*TASK DIRECTIONS:* Each entry must be reproduced precisely as it stands.

*DATA PROVIDED:*
++++

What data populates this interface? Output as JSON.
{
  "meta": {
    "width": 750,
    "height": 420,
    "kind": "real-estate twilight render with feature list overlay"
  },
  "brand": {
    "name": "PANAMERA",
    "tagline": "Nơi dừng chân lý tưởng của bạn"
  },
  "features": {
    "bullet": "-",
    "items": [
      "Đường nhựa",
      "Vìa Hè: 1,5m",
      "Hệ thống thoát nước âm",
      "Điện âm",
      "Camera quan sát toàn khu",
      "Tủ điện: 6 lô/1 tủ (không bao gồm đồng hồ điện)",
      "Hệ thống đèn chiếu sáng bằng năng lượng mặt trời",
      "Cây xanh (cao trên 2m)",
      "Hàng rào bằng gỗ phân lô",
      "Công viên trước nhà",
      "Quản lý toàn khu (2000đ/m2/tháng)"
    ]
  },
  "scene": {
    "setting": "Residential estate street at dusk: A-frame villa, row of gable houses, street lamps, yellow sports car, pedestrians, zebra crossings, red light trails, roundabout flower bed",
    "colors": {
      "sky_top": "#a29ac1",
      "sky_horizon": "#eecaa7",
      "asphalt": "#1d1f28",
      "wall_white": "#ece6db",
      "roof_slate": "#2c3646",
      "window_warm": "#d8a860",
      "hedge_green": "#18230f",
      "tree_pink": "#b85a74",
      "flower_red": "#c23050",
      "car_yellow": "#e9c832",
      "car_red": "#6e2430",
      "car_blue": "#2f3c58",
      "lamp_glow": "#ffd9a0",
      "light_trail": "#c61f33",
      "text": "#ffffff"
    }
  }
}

++++

*OUTPUT OF THE EXERCISE:*
What data populates this interface? Output as JSON.
{
  "meta": {
    "width": 750,
    "height": 420,
    "kind": "real-estate twilight render with feature list overlay"
  },
  "brand": {
    "name": "PANAMERA",
    "tagline": "Nơi dừng chân lý tưởng của bạn"
  },
  "features": {
    "bullet": "-",
    "items": [
      "Đường nhựa",
      "Vìa Hè: 1,5m",
      "Hệ thống thoát nước âm",
      "Điện âm",
      "Camera quan sát toàn khu",
      "Tủ điện: 6 lô/1 tủ (không bao gồm đồng hồ điện)",
      "Hệ thống đèn chiếu sáng bằng năng lượng mặt trời",
      "Cây xanh (cao trên 2m)",
      "Hàng rào bằng gỗ phân lô",
      "Công viên trước nhà",
      "Quản lý toàn khu (2000đ/m2/tháng)"
    ]
  },
  "scene": {
    "setting": "Residential estate street at dusk: A-frame villa, row of gable houses, street lamps, yellow sports car, pedestrians, zebra crossings, red light trails, roundabout flower bed",
    "colors": {
      "sky_top": "#a29ac1",
      "sky_horizon": "#eecaa7",
      "asphalt": "#1d1f28",
      "wall_white": "#ece6db",
      "roof_slate": "#2c3646",
      "window_warm": "#d8a860",
      "hedge_green": "#18230f",
      "tree_pink": "#b85a74",
      "flower_red": "#c23050",
      "car_yellow": "#e9c832",
      "car_red": "#6e2430",
      "car_blue": "#2f3c58",
      "lamp_glow": "#ffd9a0",
      "light_trail": "#c61f33",
      "text": "#ffffff"
    }
  }
}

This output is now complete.